══ Provided data

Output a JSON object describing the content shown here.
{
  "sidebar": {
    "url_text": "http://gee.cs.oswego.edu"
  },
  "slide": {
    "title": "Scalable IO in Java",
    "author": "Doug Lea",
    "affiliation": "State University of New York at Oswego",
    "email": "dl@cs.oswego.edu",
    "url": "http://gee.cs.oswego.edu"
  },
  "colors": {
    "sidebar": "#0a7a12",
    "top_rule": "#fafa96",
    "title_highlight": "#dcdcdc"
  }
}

════

(Task) Make an exact copy of all the data.

(Answer to this problem)
Output a JSON object describing the content shown here.
{
  "sidebar": {
    "url_text": "http://gee.cs.oswego.edu"
  },
  "slide": {
    "title": "Scalable IO in Java",
    "author": "Doug Lea",
    "affiliation": "State University of New York at Oswego",
    "email": "dl@cs.oswego.edu",
    "url": "http://gee.cs.oswego.edu"
  },
  "colors": {
    "sidebar": "#0a7a12",
    "top_rule": "#fafa96",
    "title_highlight": "#dcdcdc"
  }
}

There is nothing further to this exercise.